◆ What needs to be done
Locate all lines with the word "name". Copy them.
--- Begin ---
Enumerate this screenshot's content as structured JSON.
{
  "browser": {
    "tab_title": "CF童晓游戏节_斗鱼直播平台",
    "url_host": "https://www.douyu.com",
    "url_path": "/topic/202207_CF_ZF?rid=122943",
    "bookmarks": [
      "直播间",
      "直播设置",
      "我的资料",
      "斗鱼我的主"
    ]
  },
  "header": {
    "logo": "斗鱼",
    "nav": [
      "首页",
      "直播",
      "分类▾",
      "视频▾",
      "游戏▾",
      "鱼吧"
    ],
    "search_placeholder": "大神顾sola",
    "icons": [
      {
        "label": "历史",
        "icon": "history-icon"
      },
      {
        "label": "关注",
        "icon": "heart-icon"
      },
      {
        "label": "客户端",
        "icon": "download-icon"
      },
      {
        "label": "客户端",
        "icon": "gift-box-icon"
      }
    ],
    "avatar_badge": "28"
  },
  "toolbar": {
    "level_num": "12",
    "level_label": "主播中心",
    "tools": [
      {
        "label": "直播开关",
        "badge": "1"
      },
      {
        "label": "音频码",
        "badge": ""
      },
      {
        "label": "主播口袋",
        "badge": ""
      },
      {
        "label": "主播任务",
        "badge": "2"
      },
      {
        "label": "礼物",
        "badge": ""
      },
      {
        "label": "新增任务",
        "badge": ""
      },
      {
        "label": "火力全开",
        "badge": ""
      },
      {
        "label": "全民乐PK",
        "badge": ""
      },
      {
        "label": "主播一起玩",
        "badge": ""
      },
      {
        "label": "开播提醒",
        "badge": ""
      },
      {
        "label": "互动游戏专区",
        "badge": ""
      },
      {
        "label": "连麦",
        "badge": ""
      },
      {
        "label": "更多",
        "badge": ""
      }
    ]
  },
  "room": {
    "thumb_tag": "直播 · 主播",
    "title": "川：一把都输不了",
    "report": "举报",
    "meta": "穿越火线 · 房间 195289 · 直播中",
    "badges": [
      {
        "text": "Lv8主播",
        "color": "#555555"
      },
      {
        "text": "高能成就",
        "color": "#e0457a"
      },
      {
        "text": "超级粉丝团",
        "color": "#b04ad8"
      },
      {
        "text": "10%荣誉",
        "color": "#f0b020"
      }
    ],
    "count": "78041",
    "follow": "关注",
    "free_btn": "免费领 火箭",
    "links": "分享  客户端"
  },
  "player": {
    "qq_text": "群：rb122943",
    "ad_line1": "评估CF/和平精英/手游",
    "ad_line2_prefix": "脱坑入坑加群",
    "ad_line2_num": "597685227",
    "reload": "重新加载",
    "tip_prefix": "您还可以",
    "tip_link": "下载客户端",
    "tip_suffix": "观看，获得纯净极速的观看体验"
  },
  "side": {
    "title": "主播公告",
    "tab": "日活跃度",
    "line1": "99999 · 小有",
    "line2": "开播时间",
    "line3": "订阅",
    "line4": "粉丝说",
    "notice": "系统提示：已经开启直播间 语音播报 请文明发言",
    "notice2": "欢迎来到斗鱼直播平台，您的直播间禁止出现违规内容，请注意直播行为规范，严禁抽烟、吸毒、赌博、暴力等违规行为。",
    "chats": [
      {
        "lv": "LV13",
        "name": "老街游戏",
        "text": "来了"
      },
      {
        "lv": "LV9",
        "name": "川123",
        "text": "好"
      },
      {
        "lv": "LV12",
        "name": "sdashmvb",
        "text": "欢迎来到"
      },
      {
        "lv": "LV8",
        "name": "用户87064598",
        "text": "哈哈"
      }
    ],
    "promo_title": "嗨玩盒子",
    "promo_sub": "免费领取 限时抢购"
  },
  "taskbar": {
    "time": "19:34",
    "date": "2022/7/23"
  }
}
--- End ---
◆ Finished answer
        "name": "老街游戏",
        "name": "川123",
        "name": "sdashmvb",
        "name": "用户87064598",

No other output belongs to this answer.